- Stored dataset items
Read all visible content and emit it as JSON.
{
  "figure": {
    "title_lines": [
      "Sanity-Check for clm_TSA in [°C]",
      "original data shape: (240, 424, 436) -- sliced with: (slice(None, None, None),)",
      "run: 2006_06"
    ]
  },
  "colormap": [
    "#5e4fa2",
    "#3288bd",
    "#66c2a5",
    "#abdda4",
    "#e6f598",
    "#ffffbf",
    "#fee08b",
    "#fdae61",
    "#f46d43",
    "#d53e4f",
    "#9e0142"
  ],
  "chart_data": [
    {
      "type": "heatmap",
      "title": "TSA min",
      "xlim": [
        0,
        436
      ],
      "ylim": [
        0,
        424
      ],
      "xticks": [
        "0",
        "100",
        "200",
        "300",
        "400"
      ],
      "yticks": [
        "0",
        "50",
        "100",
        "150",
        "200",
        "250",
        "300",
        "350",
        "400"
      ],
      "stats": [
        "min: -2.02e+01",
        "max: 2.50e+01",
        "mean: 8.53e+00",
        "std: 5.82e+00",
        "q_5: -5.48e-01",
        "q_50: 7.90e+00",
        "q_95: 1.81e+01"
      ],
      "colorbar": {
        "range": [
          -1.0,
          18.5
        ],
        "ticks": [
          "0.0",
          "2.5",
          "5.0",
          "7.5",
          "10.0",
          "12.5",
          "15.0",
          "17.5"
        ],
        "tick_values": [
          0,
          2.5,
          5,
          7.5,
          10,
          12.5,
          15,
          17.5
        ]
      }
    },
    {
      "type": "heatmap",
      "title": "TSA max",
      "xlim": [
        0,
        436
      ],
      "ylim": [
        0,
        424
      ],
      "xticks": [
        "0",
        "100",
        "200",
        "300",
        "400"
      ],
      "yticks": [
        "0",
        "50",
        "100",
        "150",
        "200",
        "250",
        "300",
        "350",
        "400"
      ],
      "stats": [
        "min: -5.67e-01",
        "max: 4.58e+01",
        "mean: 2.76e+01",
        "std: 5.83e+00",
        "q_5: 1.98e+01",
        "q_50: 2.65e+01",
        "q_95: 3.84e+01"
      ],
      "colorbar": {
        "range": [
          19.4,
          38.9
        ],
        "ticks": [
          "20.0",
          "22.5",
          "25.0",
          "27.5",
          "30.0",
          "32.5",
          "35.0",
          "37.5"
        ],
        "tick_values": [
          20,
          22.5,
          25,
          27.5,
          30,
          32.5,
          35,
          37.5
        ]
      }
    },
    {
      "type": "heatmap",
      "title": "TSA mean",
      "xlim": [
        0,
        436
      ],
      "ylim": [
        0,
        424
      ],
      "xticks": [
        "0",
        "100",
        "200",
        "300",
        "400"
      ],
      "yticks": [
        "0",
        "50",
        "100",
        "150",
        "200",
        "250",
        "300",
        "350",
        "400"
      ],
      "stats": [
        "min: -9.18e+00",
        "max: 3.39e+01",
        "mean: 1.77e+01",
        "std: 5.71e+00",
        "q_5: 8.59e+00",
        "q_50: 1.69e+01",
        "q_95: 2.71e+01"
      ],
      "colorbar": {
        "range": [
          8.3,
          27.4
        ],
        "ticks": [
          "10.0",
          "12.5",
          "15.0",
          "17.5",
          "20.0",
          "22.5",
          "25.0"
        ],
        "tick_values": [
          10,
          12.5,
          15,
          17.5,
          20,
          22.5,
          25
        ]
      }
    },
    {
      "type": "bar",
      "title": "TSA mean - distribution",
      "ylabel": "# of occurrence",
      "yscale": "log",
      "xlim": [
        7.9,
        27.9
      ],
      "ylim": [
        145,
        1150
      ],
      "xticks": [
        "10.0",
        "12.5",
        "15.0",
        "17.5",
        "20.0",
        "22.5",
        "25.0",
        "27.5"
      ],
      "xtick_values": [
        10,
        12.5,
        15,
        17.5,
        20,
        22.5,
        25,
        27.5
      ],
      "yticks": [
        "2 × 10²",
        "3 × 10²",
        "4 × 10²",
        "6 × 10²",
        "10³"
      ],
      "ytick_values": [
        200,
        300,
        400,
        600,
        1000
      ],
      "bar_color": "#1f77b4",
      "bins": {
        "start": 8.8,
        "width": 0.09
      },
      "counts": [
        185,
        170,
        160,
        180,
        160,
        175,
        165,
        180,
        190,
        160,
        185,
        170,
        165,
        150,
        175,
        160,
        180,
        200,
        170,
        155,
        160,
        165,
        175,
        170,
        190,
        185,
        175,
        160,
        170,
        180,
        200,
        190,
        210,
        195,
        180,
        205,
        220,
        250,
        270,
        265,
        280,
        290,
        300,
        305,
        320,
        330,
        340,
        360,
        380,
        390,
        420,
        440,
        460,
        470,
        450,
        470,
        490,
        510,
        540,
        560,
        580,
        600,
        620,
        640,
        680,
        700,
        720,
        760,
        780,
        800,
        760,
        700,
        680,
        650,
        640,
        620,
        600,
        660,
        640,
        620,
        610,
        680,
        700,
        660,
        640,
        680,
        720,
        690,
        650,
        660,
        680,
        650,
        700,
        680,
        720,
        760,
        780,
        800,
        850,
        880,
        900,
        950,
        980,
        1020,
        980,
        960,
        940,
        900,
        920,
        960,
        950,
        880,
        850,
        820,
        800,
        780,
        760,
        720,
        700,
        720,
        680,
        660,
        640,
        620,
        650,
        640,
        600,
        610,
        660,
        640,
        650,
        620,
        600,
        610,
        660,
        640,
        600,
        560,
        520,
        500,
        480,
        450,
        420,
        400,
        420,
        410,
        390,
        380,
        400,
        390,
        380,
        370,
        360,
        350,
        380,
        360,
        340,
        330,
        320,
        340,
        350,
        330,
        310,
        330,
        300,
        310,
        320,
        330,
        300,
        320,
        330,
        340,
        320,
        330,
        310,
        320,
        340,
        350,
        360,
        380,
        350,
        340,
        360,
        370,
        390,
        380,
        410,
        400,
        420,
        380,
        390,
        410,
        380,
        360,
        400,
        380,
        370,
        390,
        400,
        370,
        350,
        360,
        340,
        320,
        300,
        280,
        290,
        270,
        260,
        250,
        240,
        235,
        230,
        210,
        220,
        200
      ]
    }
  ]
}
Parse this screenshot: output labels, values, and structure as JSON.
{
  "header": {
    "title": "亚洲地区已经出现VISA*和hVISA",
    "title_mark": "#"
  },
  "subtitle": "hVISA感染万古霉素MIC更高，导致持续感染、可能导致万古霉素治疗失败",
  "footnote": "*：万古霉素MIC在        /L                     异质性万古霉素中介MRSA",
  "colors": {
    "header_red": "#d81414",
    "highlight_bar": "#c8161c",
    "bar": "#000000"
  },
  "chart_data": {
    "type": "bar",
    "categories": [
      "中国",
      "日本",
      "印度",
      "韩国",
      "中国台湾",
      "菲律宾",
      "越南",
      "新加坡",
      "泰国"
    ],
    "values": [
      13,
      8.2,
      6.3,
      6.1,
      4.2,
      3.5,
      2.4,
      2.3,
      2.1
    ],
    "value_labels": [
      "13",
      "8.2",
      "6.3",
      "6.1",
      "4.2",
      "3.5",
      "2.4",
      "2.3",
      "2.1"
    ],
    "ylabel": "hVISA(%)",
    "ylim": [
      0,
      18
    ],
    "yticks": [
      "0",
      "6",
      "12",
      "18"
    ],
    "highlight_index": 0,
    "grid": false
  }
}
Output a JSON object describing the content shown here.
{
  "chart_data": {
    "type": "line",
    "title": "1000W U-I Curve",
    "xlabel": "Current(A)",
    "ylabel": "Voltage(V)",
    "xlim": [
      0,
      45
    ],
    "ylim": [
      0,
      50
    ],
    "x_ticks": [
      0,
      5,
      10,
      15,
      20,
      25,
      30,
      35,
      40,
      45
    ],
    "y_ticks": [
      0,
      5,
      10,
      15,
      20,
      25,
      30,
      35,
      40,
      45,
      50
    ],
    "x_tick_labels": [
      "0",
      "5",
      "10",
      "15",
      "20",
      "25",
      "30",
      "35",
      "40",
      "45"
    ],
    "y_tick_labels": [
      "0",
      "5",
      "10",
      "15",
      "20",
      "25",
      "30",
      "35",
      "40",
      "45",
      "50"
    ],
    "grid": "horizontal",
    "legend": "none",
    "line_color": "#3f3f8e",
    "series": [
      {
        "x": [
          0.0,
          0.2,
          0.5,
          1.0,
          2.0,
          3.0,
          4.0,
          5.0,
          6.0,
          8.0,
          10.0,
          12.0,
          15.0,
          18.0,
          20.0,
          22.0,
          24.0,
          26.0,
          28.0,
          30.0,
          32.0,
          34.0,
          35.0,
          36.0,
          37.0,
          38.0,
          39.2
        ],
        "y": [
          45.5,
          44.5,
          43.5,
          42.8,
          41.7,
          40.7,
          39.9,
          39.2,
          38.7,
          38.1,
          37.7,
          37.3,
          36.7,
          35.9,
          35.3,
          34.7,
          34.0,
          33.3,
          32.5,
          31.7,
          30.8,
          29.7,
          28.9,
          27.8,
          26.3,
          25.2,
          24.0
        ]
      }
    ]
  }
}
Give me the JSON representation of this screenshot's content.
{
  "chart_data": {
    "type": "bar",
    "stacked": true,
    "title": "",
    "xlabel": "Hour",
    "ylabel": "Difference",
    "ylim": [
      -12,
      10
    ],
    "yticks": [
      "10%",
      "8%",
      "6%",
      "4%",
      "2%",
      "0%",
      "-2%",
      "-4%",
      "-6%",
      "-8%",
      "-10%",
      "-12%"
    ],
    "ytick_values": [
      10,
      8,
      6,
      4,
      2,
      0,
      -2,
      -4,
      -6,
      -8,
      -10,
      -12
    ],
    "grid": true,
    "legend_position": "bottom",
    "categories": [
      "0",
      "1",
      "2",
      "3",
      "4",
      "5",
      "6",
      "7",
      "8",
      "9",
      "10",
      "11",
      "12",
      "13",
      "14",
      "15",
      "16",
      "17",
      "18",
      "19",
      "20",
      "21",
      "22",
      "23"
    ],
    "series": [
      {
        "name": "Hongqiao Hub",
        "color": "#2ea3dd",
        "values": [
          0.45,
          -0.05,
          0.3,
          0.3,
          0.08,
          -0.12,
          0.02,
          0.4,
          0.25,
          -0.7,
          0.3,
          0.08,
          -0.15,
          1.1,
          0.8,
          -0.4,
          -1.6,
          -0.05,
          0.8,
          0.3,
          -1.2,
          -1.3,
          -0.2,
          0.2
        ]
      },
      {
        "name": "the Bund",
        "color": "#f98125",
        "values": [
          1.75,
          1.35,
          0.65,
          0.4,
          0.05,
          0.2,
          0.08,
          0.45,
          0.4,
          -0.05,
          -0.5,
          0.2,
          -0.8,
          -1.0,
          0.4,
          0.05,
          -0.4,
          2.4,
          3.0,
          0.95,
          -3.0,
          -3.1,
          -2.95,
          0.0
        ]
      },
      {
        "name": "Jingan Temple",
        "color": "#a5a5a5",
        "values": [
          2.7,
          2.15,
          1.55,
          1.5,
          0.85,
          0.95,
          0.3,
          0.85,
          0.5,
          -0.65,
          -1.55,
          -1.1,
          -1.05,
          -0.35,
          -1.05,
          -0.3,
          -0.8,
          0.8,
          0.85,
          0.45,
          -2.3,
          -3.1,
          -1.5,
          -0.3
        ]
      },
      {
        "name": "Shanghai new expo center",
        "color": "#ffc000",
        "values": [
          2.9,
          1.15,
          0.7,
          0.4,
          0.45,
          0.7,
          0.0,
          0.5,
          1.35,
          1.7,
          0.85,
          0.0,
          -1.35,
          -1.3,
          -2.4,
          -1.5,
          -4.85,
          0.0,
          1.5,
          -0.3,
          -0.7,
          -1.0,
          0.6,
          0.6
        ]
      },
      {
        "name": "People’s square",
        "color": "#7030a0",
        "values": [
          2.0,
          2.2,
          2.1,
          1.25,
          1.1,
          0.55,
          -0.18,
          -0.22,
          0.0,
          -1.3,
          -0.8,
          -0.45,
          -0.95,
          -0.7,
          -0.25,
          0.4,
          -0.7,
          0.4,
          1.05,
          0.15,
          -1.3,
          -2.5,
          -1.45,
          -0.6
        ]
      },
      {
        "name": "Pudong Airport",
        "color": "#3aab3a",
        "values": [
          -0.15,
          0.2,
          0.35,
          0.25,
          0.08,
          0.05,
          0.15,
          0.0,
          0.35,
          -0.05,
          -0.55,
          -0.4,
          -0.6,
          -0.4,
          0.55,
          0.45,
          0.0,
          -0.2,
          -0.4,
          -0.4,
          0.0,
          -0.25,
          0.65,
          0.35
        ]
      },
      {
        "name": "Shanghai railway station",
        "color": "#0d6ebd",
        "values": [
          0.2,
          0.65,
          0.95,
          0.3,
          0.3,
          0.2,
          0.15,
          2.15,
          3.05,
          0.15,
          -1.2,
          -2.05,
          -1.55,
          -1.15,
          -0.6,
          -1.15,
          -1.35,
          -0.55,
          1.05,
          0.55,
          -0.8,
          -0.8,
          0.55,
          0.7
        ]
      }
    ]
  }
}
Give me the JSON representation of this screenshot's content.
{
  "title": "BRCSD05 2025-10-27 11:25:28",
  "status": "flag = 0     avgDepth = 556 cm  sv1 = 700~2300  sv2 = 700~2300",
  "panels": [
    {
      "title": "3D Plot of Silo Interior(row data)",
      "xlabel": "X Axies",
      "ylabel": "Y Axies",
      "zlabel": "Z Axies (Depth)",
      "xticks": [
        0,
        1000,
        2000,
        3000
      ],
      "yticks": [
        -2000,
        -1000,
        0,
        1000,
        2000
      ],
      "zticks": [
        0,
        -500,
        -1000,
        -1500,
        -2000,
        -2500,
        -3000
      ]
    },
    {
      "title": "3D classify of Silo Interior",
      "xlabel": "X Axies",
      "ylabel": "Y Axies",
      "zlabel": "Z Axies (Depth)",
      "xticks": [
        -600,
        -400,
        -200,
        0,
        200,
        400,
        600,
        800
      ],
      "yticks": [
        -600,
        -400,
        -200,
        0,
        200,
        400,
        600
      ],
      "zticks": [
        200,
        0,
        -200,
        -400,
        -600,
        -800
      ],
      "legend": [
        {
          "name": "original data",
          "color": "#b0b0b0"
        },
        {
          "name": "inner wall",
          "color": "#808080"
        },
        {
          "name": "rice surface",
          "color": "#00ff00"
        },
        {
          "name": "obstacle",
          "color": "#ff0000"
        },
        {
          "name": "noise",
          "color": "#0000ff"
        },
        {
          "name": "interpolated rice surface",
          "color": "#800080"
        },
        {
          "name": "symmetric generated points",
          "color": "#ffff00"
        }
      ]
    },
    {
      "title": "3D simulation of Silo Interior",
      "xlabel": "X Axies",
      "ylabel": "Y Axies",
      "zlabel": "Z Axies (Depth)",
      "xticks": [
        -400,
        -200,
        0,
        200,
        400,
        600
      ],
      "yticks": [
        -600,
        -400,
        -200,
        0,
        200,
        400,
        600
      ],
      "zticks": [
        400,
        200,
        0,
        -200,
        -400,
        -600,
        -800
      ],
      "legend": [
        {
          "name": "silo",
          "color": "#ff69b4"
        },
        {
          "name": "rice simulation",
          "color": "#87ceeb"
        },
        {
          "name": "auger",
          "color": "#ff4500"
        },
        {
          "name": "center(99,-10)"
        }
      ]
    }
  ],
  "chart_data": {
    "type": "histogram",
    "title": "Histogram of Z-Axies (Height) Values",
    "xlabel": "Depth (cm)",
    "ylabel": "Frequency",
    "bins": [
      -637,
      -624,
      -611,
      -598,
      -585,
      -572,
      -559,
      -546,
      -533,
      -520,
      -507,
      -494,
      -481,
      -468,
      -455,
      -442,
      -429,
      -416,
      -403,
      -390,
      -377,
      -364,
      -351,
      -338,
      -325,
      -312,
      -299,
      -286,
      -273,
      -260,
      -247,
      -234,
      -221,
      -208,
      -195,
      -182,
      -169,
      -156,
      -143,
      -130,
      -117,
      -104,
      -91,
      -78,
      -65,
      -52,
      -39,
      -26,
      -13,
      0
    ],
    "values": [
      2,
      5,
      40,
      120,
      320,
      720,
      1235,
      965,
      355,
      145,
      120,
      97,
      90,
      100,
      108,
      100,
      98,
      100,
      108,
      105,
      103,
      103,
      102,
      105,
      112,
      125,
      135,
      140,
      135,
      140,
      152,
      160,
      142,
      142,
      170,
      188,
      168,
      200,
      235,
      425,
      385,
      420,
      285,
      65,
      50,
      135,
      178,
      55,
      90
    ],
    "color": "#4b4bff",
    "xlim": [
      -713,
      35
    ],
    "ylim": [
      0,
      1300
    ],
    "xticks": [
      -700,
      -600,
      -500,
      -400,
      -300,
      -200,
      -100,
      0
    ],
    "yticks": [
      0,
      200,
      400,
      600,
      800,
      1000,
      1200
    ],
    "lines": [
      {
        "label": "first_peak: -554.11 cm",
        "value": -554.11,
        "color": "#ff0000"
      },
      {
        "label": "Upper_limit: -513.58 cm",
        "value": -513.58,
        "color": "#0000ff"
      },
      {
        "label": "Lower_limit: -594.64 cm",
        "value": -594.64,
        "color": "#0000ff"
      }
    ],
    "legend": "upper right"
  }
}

- SET EXERCISE
Copy each line containing the word "grid" from the data.

- TASK OUTPUT
    "grid": false
    "grid": "horizontal",
    "grid": true,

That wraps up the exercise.